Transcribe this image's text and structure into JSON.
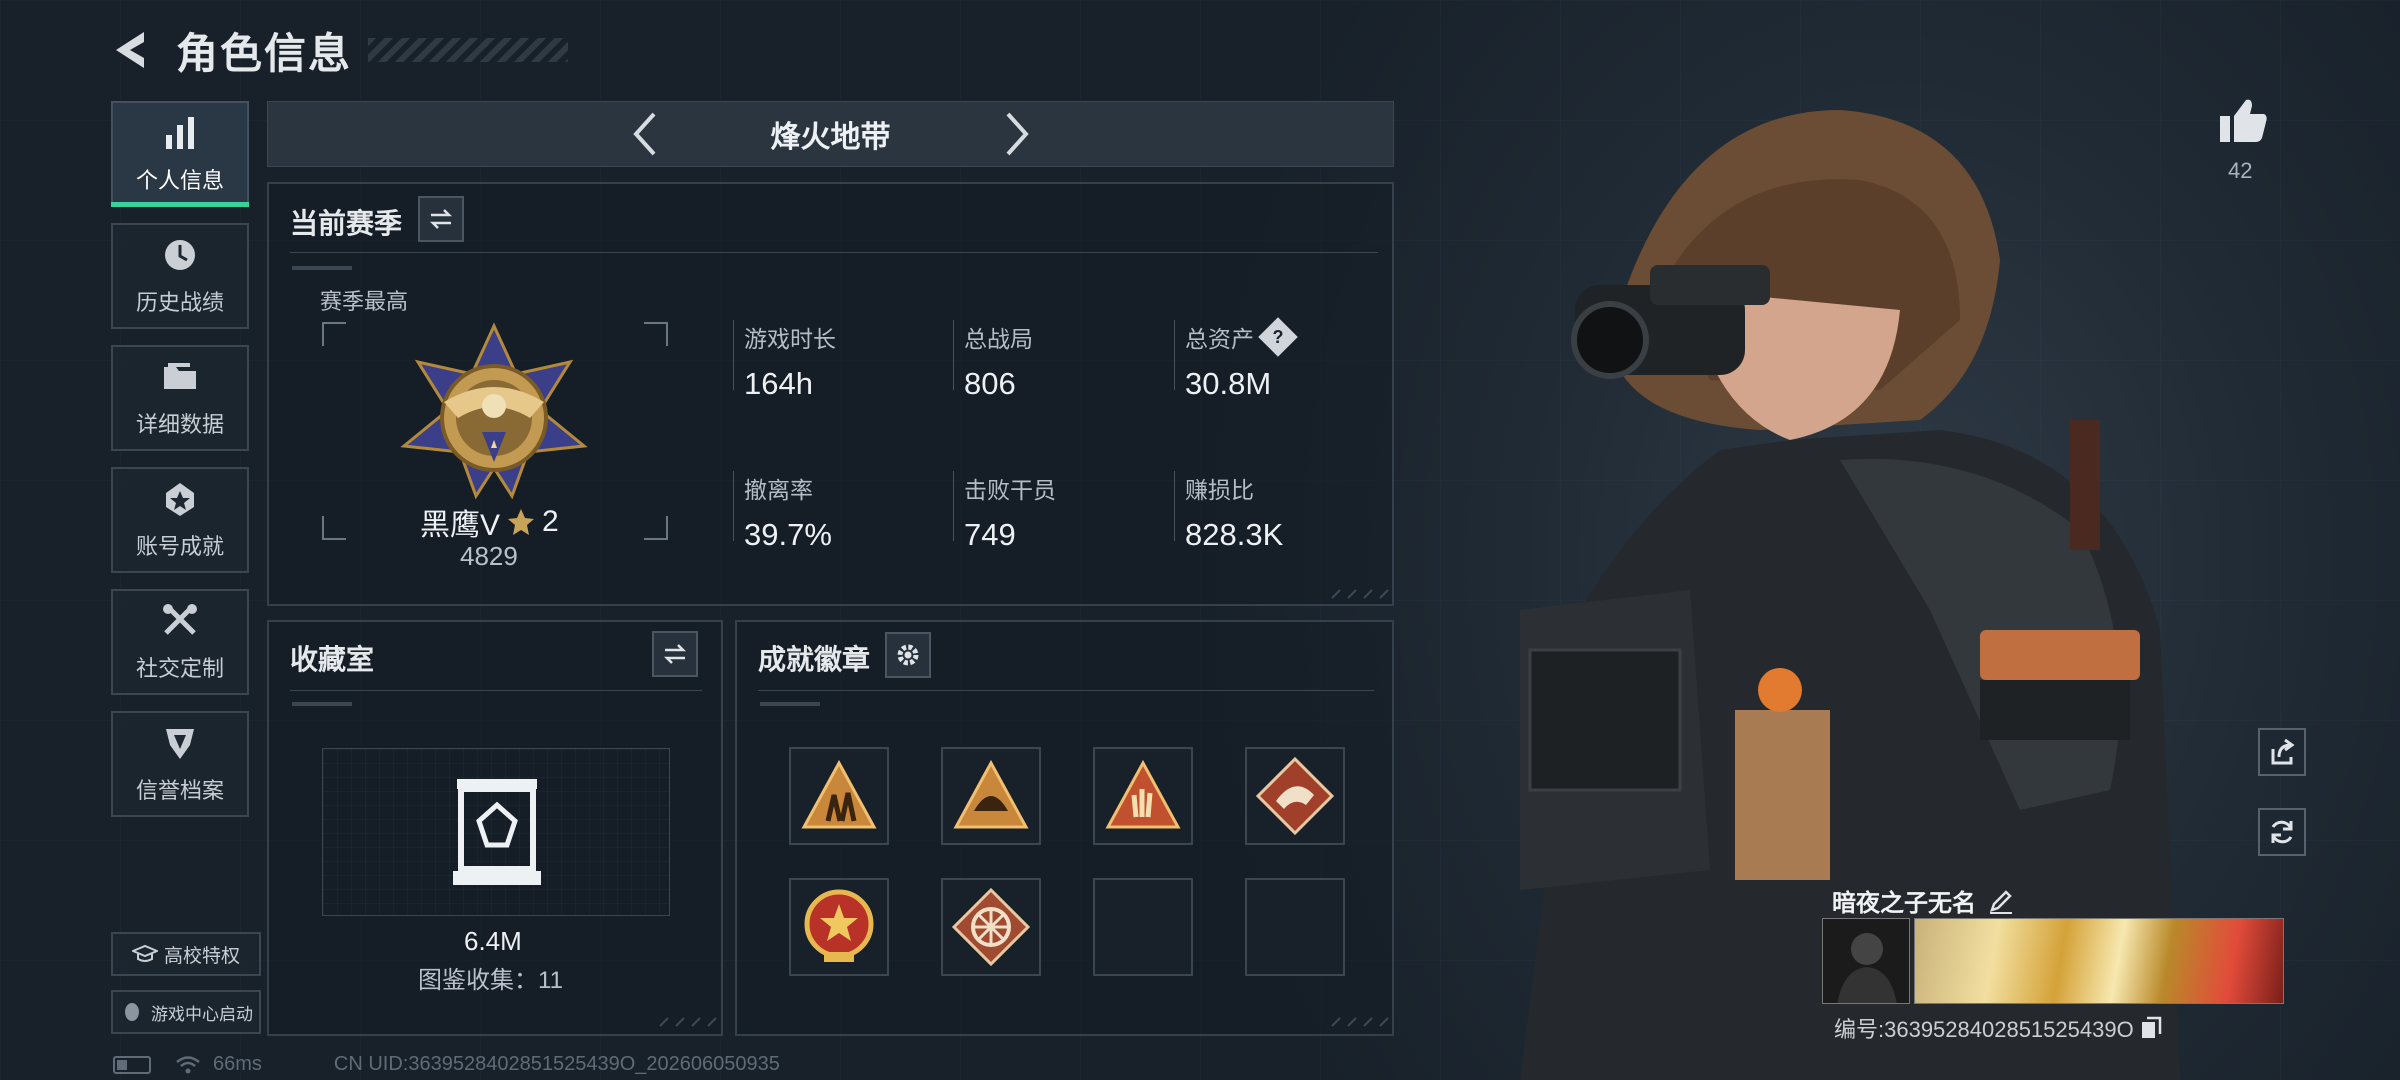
{
  "header": {
    "title": "角色信息"
  },
  "sidebar": {
    "items": [
      {
        "label": "个人信息",
        "icon": "bar-chart-icon",
        "active": true
      },
      {
        "label": "历史战绩",
        "icon": "history-clock-icon"
      },
      {
        "label": "详细数据",
        "icon": "folder-icon"
      },
      {
        "label": "账号成就",
        "icon": "achievement-icon"
      },
      {
        "label": "社交定制",
        "icon": "tools-icon"
      },
      {
        "label": "信誉档案",
        "icon": "shield-emblem-icon"
      }
    ],
    "campus_label": "高校特权",
    "game_center_label": "游戏中心启动"
  },
  "status_bar": {
    "ping": "66ms",
    "uid": "CN UID:3639528402851525439O_202606050935"
  },
  "mode": {
    "title": "烽火地带"
  },
  "season": {
    "title": "当前赛季",
    "best_label": "赛季最高",
    "rank_name": "黑鹰V",
    "rank_stars": "2",
    "rank_score": "4829",
    "stats": [
      {
        "label": "游戏时长",
        "value": "164h"
      },
      {
        "label": "总战局",
        "value": "806"
      },
      {
        "label": "总资产",
        "value": "30.8M",
        "help": "?"
      },
      {
        "label": "撤离率",
        "value": "39.7%"
      },
      {
        "label": "击败干员",
        "value": "749"
      },
      {
        "label": "赚损比",
        "value": "828.3K"
      }
    ]
  },
  "collection": {
    "title": "收藏室",
    "value": "6.4M",
    "count_label": "图鉴收集：11"
  },
  "badges": {
    "title": "成就徽章",
    "slots": [
      {
        "icon": "triangle-soldiers-badge-icon",
        "filled": true
      },
      {
        "icon": "triangle-helmet-badge-icon",
        "filled": true
      },
      {
        "icon": "triangle-hand-badge-icon",
        "filled": true
      },
      {
        "icon": "diamond-crocodile-badge-icon",
        "filled": true
      },
      {
        "icon": "round-star-medal-badge-icon",
        "filled": true
      },
      {
        "icon": "diamond-wheel-badge-icon",
        "filled": true
      },
      {
        "icon": "empty-slot",
        "filled": false
      },
      {
        "icon": "empty-slot",
        "filled": false
      }
    ]
  },
  "profile": {
    "likes": "42",
    "name": "暗夜之子无名",
    "id_label": "编号:3639528402851525439O"
  },
  "colors": {
    "accent": "#35d49a",
    "panel_border": "#34404c",
    "background": "#1a232d"
  }
}
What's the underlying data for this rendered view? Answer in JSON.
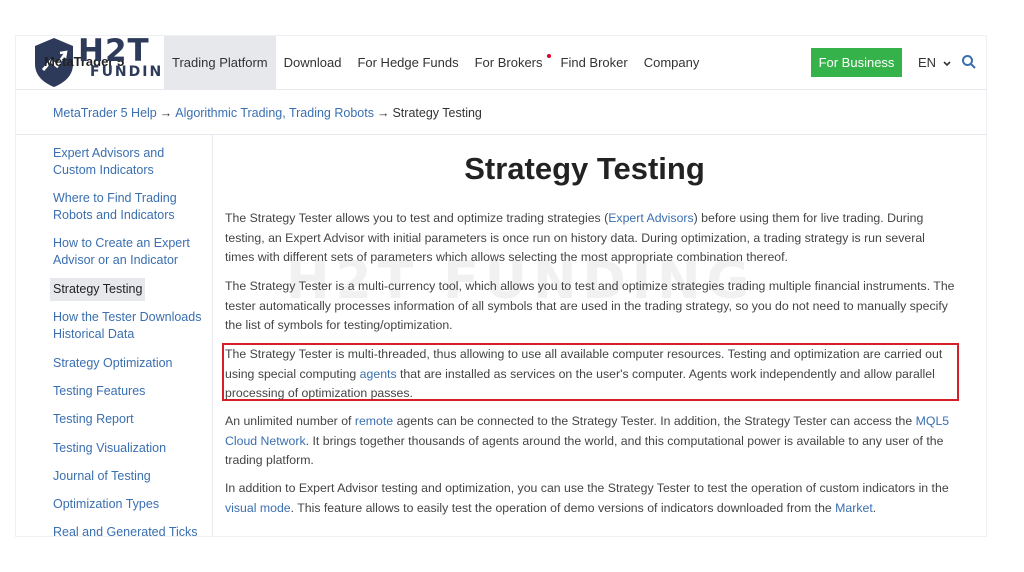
{
  "header": {
    "logo": {
      "mt5": "MetaTrader 5",
      "brand_top": "H2T",
      "brand_bottom": "FUNDING"
    },
    "nav": [
      {
        "label": "Trading Platform",
        "active": true
      },
      {
        "label": "Download",
        "active": false
      },
      {
        "label": "For Hedge Funds",
        "active": false
      },
      {
        "label": "For Brokers",
        "active": false
      },
      {
        "label": "Find Broker",
        "active": false
      },
      {
        "label": "Company",
        "active": false
      }
    ],
    "business_button": "For Business",
    "language": "EN",
    "search_icon": "search-icon",
    "accent_color": "#36b24a"
  },
  "breadcrumb": {
    "items": [
      "MetaTrader 5 Help",
      "Algorithmic Trading, Trading Robots",
      "Strategy Testing"
    ],
    "separator": "→"
  },
  "sidebar": {
    "items": [
      "Expert Advisors and Custom Indicators",
      "Where to Find Trading Robots and Indicators",
      "How to Create an Expert Advisor or an Indicator",
      "Strategy Testing",
      "How the Tester Downloads Historical Data",
      "Strategy Optimization",
      "Testing Features",
      "Testing Report",
      "Testing Visualization",
      "Journal of Testing",
      "Optimization Types",
      "Real and Generated Ticks"
    ],
    "active_index": 3
  },
  "main": {
    "title": "Strategy Testing",
    "watermark": "H2T FUNDING",
    "p1": {
      "a": "The Strategy Tester allows you to test and optimize trading strategies (",
      "link": "Expert Advisors",
      "b": ") before using them for live trading. During testing, an Expert Advisor with initial parameters is once run on history data. During optimization, a trading strategy is run several times with different sets of parameters which allows selecting the most appropriate combination thereof."
    },
    "p2": "The Strategy Tester is a multi-currency tool, which allows you to test and optimize strategies trading multiple financial instruments. The tester automatically processes information of all symbols that are used in the trading strategy, so you do not need to manually specify the list of symbols for testing/optimization.",
    "p3": {
      "a": "The Strategy Tester is multi-threaded, thus allowing to use all available computer resources. Testing and optimization are carried out using special computing ",
      "link": "agents",
      "b": " that are installed as services on the user's computer. Agents work independently and allow parallel processing of optimization passes."
    },
    "p4": {
      "a": "An unlimited number of ",
      "link1": "remote",
      "b": " agents can be connected to the Strategy Tester. In addition, the Strategy Tester can access the ",
      "link2": "MQL5 Cloud Network",
      "c": ". It brings together thousands of agents around the world, and this computational power is available to any user of the trading platform."
    },
    "p5": {
      "a": "In addition to Expert Advisor testing and optimization, you can use the Strategy Tester to test the operation of custom indicators in the ",
      "link1": "visual mode",
      "b": ". This feature allows to easily test the operation of demo versions of indicators downloaded from the ",
      "link2": "Market",
      "c": "."
    },
    "highlight_color": "#d71f2a"
  }
}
******
Only the count is wanted: report how many lines of the material above hold the word "optimize".

- THE REPLY -
2